[Data entries]
------------

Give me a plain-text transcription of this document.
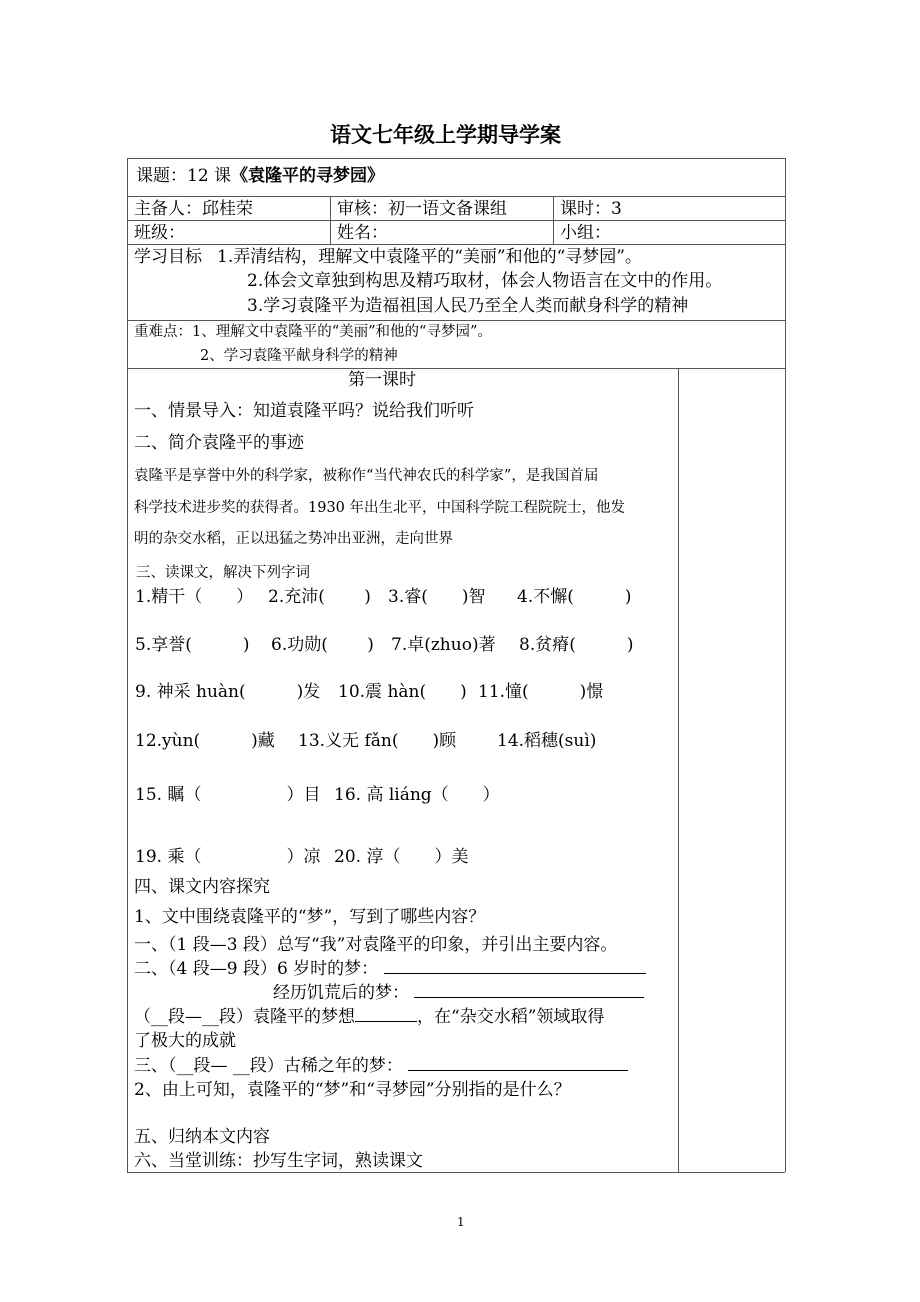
语文七年级上学期导学案
课题：12 课《袁隆平的寻梦园》
主备人：邱桂荣	审核：初一语文备课组	课时：3
班级：	姓名：	小组：
学习目标 1.弄清结构，理解文中袁隆平的“美丽”和他的“寻梦园”。
2.体会文章独到构思及精巧取材，体会人物语言在文中的作用。
3.学习袁隆平为造福祖国人民乃至全人类而献身科学的精神
重难点：1、理解文中袁隆平的“美丽”和他的“寻梦园”。
2、学习袁隆平献身科学的精神
第一课时
一、情景导入：知道袁隆平吗？说给我们听听
二、简介袁隆平的事迹
袁隆平是享誉中外的科学家，被称作“当代神农氏的科学家”，是我国首届
科学技术进步奖的获得者。1930 年出生北平，中国科学院工程院院士，他发
明的杂交水稻，正以迅猛之势冲出亚洲，走向世界
三、读课文，解决下列字词
1.精干（　　） 2.充沛(　　 ) 3.睿(　　)智 4.不懈(　　　)
5.享誉(　　　) 6.功勋(　　 ) 7.卓(zhuo)著 8.贫瘠(　　　)
9. 神采 huàn(　　　)发 10.震 hàn(　　) 11.憧(　　　)憬
12.yùn(　　　)藏 13.义无 fǎn(　　)顾 14.稻穗(suì)
15. 瞩（　　　　　）目 16. 高 liáng（　　）
19. 乘（　　　　　）凉 20. 淳（　　）美
四、课文内容探究
1、文中围绕袁隆平的“梦”，写到了哪些内容？
一、（1 段—3 段）总写“我”对袁隆平的印象，并引出主要内容。
二、（4 段—9 段）6 岁时的梦：
经历饥荒后的梦：
（__段—__段）袁隆平的梦想	，在“杂交水稻”领域取得
了极大的成就
三、（__段— __段）古稀之年的梦：
2、由上可知，袁隆平的“梦”和“寻梦园”分别指的是什么？
五、归纳本文内容
六、当堂训练：抄写生字词，熟读课文
1
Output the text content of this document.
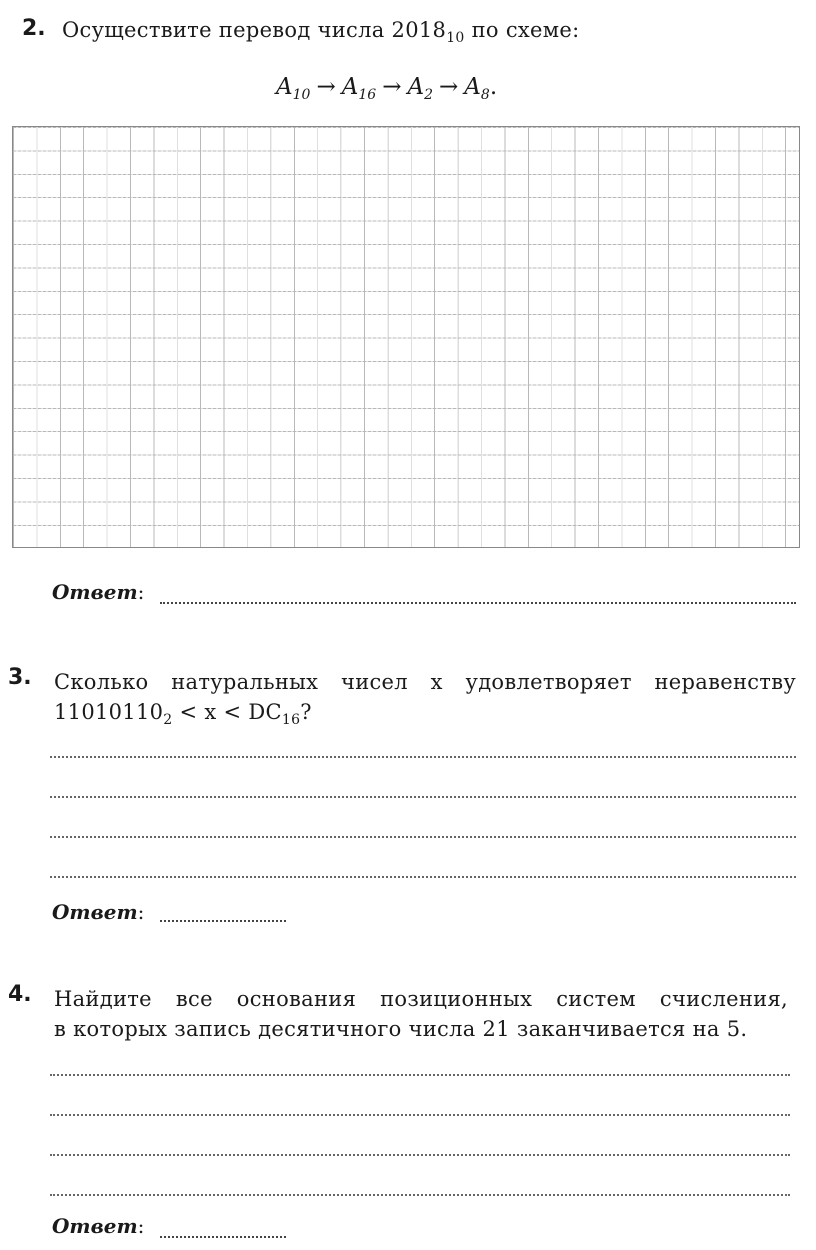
2. Осуществите перевод числа $2018_{10}$ по схеме:
$A_{10} \to A_{16} \to A_2 \to A_8$.
Ответ:
3. Сколько натуральных чисел x удовлетворяет неравенству
$11010110_2 < x < DC_{16}$?
Ответ:
4. Найдите все основания позиционных систем счисления,
в которых запись десятичного числа 21 заканчивается на 5.
Ответ:
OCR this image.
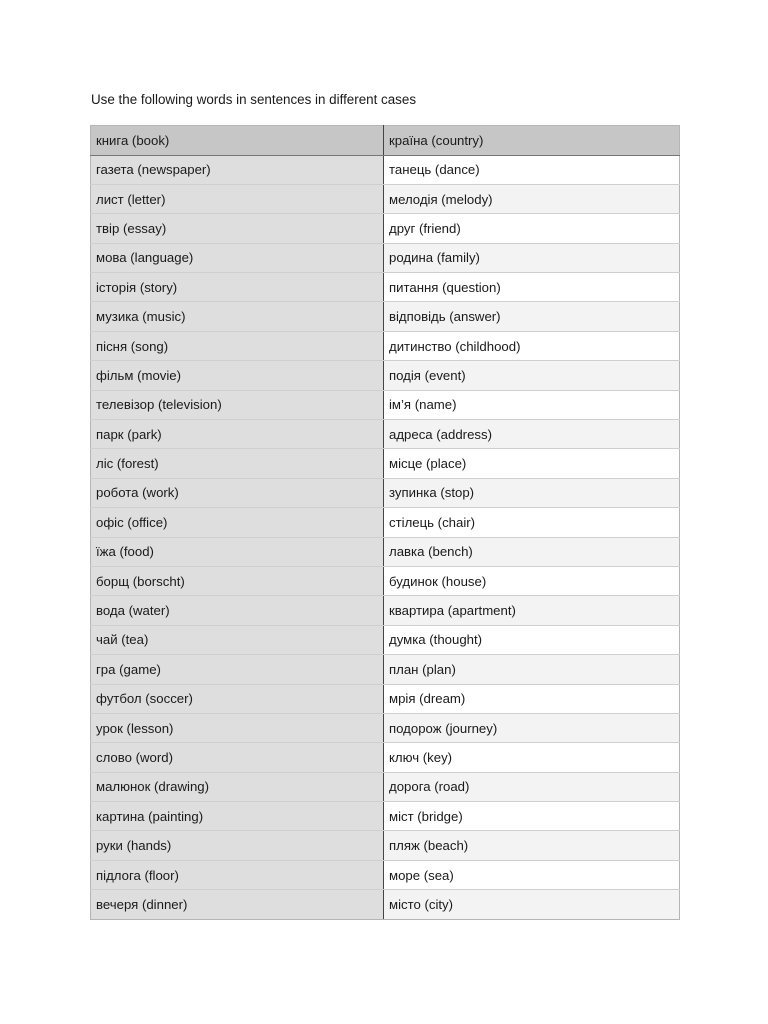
Use the following words in sentences in different cases
книга (book)	країна (country)
газета (newspaper)	танець (dance)
лист (letter)	мелодія (melody)
твір (essay)	друг (friend)
мова (language)	родина (family)
історія (story)	питання (question)
музика (music)	відповідь (answer)
пісня (song)	дитинство (childhood)
фільм (movie)	подія (event)
телевізор (television)	ім’я (name)
парк (park)	адреса (address)
ліс (forest)	місце (place)
робота (work)	зупинка (stop)
офіс (office)	стілець (chair)
їжа (food)	лавка (bench)
борщ (borscht)	будинок (house)
вода (water)	квартира (apartment)
чай (tea)	думка (thought)
гра (game)	план (plan)
футбол (soccer)	мрія (dream)
урок (lesson)	подорож (journey)
слово (word)	ключ (key)
малюнок (drawing)	дорога (road)
картина (painting)	міст (bridge)
руки (hands)	пляж (beach)
підлога (floor)	море (sea)
вечеря (dinner)	місто (city)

------------

Look for the word "this" in every line of the listing and copy the lines that have it.

Give me a plain-text transcription of this document.
Output the text content of this document.
OCR this image.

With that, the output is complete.